[Work to do] Below is a block of records; return all of them exactly, but without the images.

(Dataset items)
+++

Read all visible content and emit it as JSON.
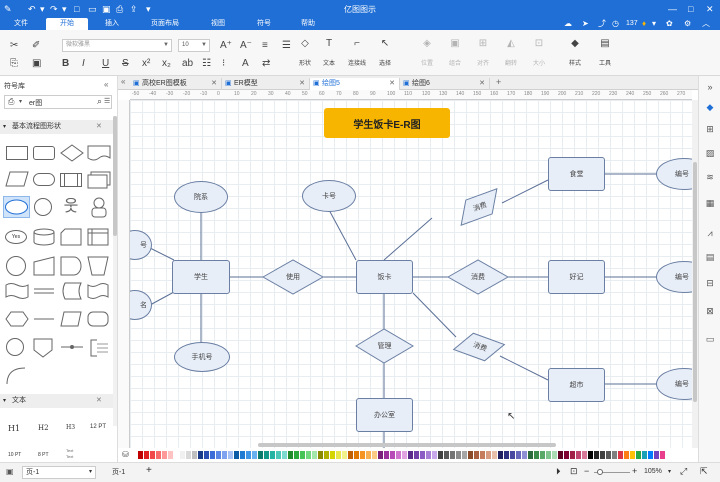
{
  "window": {
    "title": "亿图图示"
  },
  "menu": {
    "tabs": [
      "文件",
      "开始",
      "插入",
      "页面布局",
      "视图",
      "符号",
      "帮助"
    ],
    "active_index": 1,
    "user_points": "137"
  },
  "ribbon": {
    "font_family_placeholder": "微软雅黑",
    "font_size": "10",
    "tools": [
      {
        "label": "形状"
      },
      {
        "label": "文本"
      },
      {
        "label": "连接线"
      },
      {
        "label": "选择"
      }
    ],
    "arrange_tools": [
      {
        "label": "位置"
      },
      {
        "label": "组合"
      },
      {
        "label": "对齐"
      },
      {
        "label": "翻转"
      },
      {
        "label": "大小"
      }
    ],
    "style_label": "样式",
    "tools_label": "工具"
  },
  "library": {
    "title": "符号库",
    "search_value": "er图",
    "section_basic": "基本流程图形状",
    "section_text": "文本",
    "yes_label": "Yes",
    "text_samples": [
      "H1",
      "H2",
      "H3",
      "12 PT",
      "10 PT",
      "8 PT",
      "Text",
      "Text"
    ]
  },
  "doc_tabs": [
    {
      "label": "高校ER图模板",
      "active": false
    },
    {
      "label": "ER模型",
      "active": false
    },
    {
      "label": "绘图5",
      "active": true
    },
    {
      "label": "绘图6",
      "active": false
    }
  ],
  "ruler_ticks": [
    "-50",
    "-40",
    "-30",
    "-20",
    "-10",
    "0",
    "10",
    "20",
    "30",
    "40",
    "50",
    "60",
    "70",
    "80",
    "90",
    "100",
    "110",
    "120",
    "130",
    "140",
    "150",
    "160",
    "170",
    "180",
    "190",
    "200",
    "210",
    "220",
    "230",
    "240",
    "250",
    "260",
    "270"
  ],
  "diagram": {
    "title": "学生饭卡E-R图",
    "entities": {
      "student": "学生",
      "card": "饭卡",
      "canteen": "食堂",
      "haoji": "好记",
      "supermarket": "超市",
      "office": "办公室"
    },
    "relations": {
      "use": "使用",
      "consume1": "消费",
      "consume2": "消费",
      "consume3": "消费",
      "manage": "管理"
    },
    "attributes": {
      "college": "院系",
      "card_no": "卡号",
      "phone": "手机号",
      "left_top_partial": "号",
      "left_bottom_partial": "名",
      "no1": "编号",
      "no2": "编号",
      "no3": "编号"
    }
  },
  "colors": {
    "brand": "#1f6fd6",
    "node_fill": "#e8eef8",
    "node_border": "#6a7fa3",
    "title_chip": "#f7b500"
  },
  "status": {
    "page_selector": "页-1",
    "page_tab": "页-1",
    "add_page": "+",
    "zoom": "105%"
  }
}
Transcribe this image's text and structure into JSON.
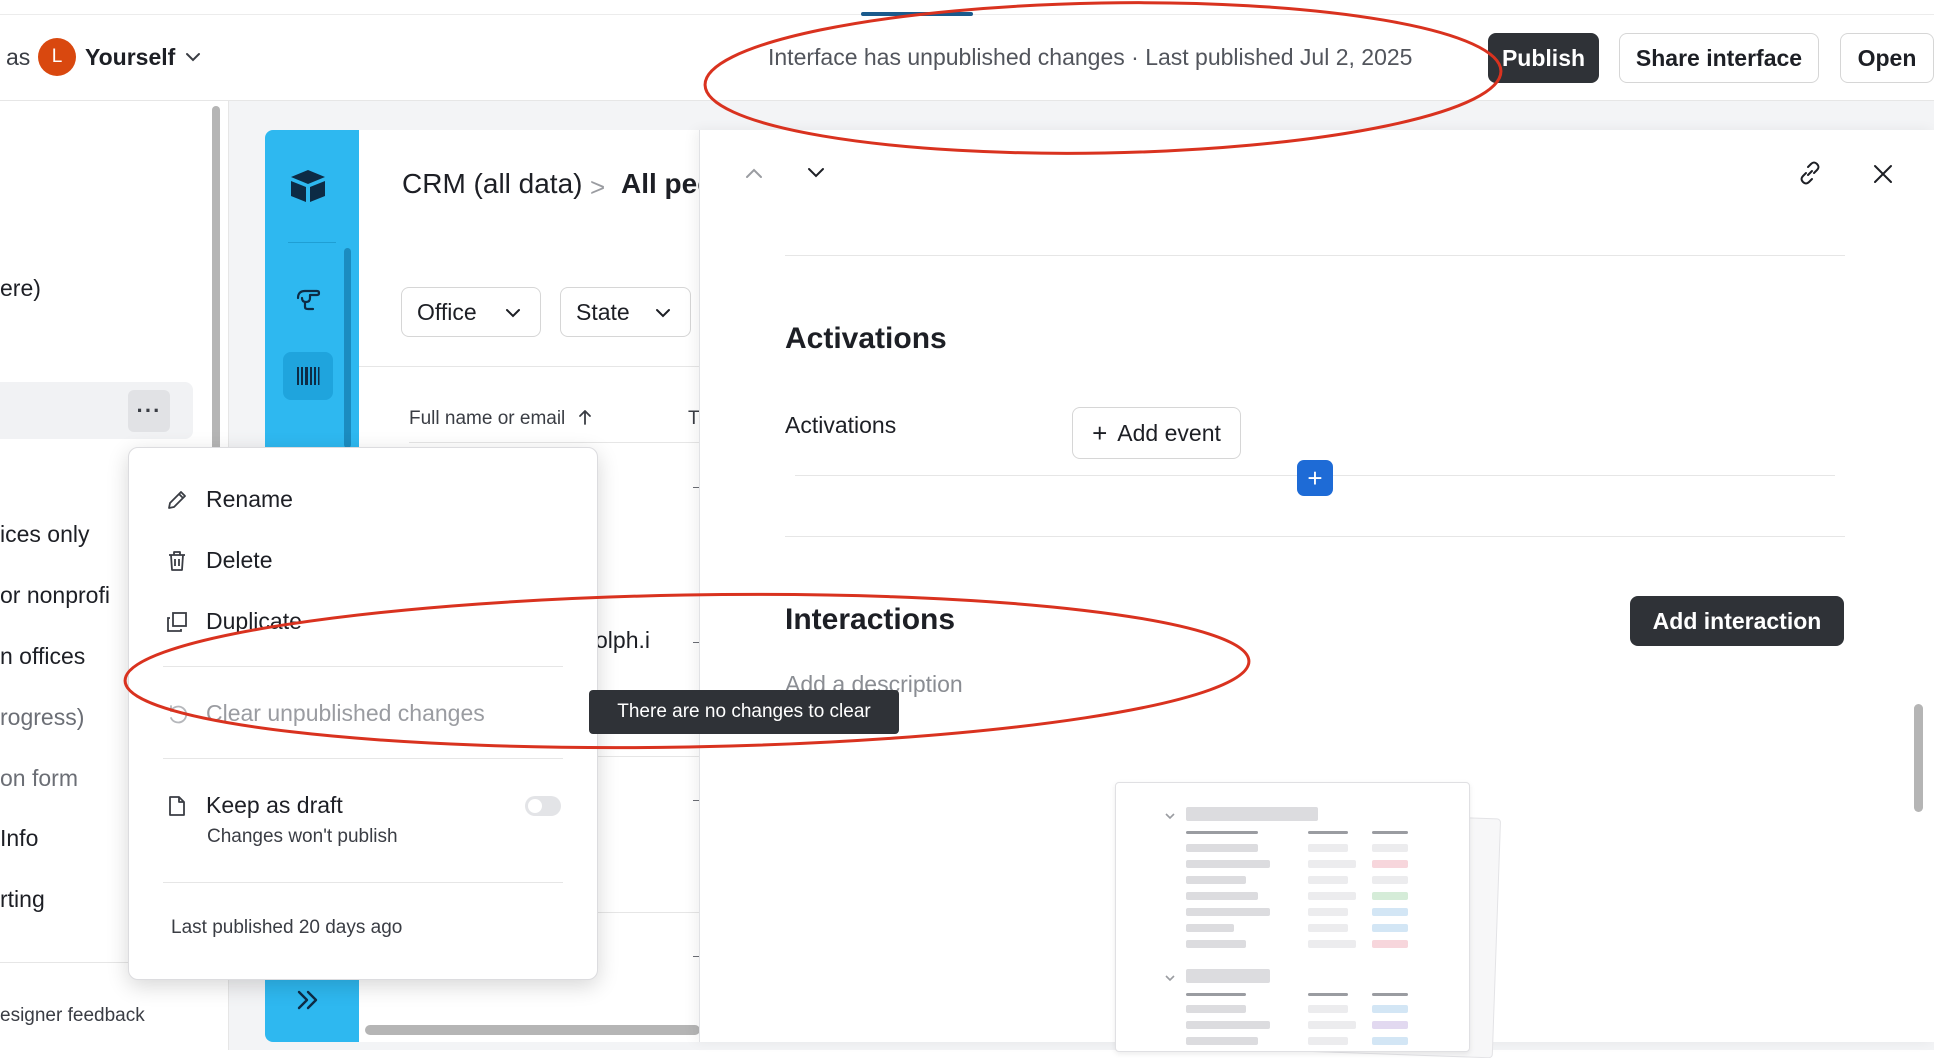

+++

[Task output]
Read all visible content and emit it as JSON.
{
  "window": {
    "title": "亿图图示"
  },
  "menu": {
    "tabs": [
      "文件",
      "开始",
      "插入",
      "页面布局",
      "视图",
      "符号",
      "帮助"
    ],
    "active_index": 1,
    "user_points": "137"
  },
  "ribbon": {
    "font_family_placeholder": "微软雅黑",
    "font_size": "10",
    "tools": [
      {
        "label": "形状"
      },
      {
        "label": "文本"
      },
      {
        "label": "连接线"
      },
      {
        "label": "选择"
      }
    ],
    "arrange_tools": [
      {
        "label": "位置"
      },
      {
        "label": "组合"
      },
      {
        "label": "对齐"
      },
      {
        "label": "翻转"
      },
      {
        "label": "大小"
      }
    ],
    "style_label": "样式",
    "tools_label": "工具"
  },
  "library": {
    "title": "符号库",
    "search_value": "er图",
    "section_basic": "基本流程图形状",
    "section_text": "文本",
    "yes_label": "Yes",
    "text_samples": [
      "H1",
      "H2",
      "H3",
      "12 PT",
      "10 PT",
      "8 PT",
      "Text",
      "Text"
    ]
  },
  "doc_tabs": [
    {
      "label": "高校ER图模板",
      "active": false
    },
    {
      "label": "ER模型",
      "active": false
    },
    {
      "label": "绘图5",
      "active": true
    },
    {
      "label": "绘图6",
      "active": false
    }
  ],
  "ruler_ticks": [
    "-50",
    "-40",
    "-30",
    "-20",
    "-10",
    "0",
    "10",
    "20",
    "30",
    "40",
    "50",
    "60",
    "70",
    "80",
    "90",
    "100",
    "110",
    "120",
    "130",
    "140",
    "150",
    "160",
    "170",
    "180",
    "190",
    "200",
    "210",
    "220",
    "230",
    "240",
    "250",
    "260",
    "270"
  ],
  "diagram": {
    "title": "学生饭卡E-R图",
    "entities": {
      "student": "学生",
      "card": "饭卡",
      "canteen": "食堂",
      "haoji": "好记",
      "supermarket": "超市",
      "office": "办公室"
    },
    "relations": {
      "use": "使用",
      "consume1": "消费",
      "consume2": "消费",
      "consume3": "消费",
      "manage": "管理"
    },
    "attributes": {
      "college": "院系",
      "card_no": "卡号",
      "phone": "手机号",
      "left_top_partial": "号",
      "left_bottom_partial": "名",
      "no1": "编号",
      "no2": "编号",
      "no3": "编号"
    }
  },
  "colors": {
    "brand": "#1f6fd6",
    "node_fill": "#e8eef8",
    "node_border": "#6a7fa3",
    "title_chip": "#f7b500"
  },
  "status": {
    "page_selector": "页-1",
    "page_tab": "页-1",
    "add_page": "+",
    "zoom": "105%"
  }
}
Transcribe this image's text and structure into JSON.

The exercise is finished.